## Problem requirements
Every record that follows should be printed verbatim.

==============================

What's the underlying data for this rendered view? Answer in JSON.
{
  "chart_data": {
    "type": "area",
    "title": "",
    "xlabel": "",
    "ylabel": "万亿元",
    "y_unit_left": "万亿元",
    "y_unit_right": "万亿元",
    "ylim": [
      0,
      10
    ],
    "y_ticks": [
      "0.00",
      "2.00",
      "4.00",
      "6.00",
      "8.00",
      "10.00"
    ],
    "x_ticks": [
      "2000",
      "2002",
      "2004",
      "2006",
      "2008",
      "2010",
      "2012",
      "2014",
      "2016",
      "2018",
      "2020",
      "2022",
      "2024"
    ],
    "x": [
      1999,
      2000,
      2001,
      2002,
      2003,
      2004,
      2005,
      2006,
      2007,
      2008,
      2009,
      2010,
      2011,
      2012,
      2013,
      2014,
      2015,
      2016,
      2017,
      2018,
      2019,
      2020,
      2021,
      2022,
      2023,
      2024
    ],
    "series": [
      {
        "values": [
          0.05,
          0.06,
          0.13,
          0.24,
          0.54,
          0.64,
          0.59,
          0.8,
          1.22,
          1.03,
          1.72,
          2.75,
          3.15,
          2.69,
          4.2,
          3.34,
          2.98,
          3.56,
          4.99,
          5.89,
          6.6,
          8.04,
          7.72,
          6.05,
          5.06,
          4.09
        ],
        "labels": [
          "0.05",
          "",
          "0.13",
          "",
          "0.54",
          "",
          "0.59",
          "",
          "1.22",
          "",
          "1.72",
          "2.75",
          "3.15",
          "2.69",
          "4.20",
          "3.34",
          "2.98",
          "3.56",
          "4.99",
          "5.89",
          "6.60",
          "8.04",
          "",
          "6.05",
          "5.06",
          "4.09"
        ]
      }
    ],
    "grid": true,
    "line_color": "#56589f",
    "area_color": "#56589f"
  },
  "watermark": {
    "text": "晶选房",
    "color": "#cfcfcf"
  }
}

==============================

## Finished exercise
What's the underlying data for this rendered view? Answer in JSON.
{
  "chart_data": {
    "type": "area",
    "title": "",
    "xlabel": "",
    "ylabel": "万亿元",
    "y_unit_left": "万亿元",
    "y_unit_right": "万亿元",
    "ylim": [
      0,
      10
    ],
    "y_ticks": [
      "0.00",
      "2.00",
      "4.00",
      "6.00",
      "8.00",
      "10.00"
    ],
    "x_ticks": [
      "2000",
      "2002",
      "2004",
      "2006",
      "2008",
      "2010",
      "2012",
      "2014",
      "2016",
      "2018",
      "2020",
      "2022",
      "2024"
    ],
    "x": [
      1999,
      2000,
      2001,
      2002,
      2003,
      2004,
      2005,
      2006,
      2007,
      2008,
      2009,
      2010,
      2011,
      2012,
      2013,
      2014,
      2015,
      2016,
      2017,
      2018,
      2019,
      2020,
      2021,
      2022,
      2023,
      2024
    ],
    "series": [
      {
        "values": [
          0.05,
          0.06,
          0.13,
          0.24,
          0.54,
          0.64,
          0.59,
          0.8,
          1.22,
          1.03,
          1.72,
          2.75,
          3.15,
          2.69,
          4.2,
          3.34,
          2.98,
          3.56,
          4.99,
          5.89,
          6.6,
          8.04,
          7.72,
          6.05,
          5.06,
          4.09
        ],
        "labels": [
          "0.05",
          "",
          "0.13",
          "",
          "0.54",
          "",
          "0.59",
          "",
          "1.22",
          "",
          "1.72",
          "2.75",
          "3.15",
          "2.69",
          "4.20",
          "3.34",
          "2.98",
          "3.56",
          "4.99",
          "5.89",
          "6.60",
          "8.04",
          "",
          "6.05",
          "5.06",
          "4.09"
        ]
      }
    ],
    "grid": true,
    "line_color": "#56589f",
    "area_color": "#56589f"
  },
  "watermark": {
    "text": "晶选房",
    "color": "#cfcfcf"
  }
}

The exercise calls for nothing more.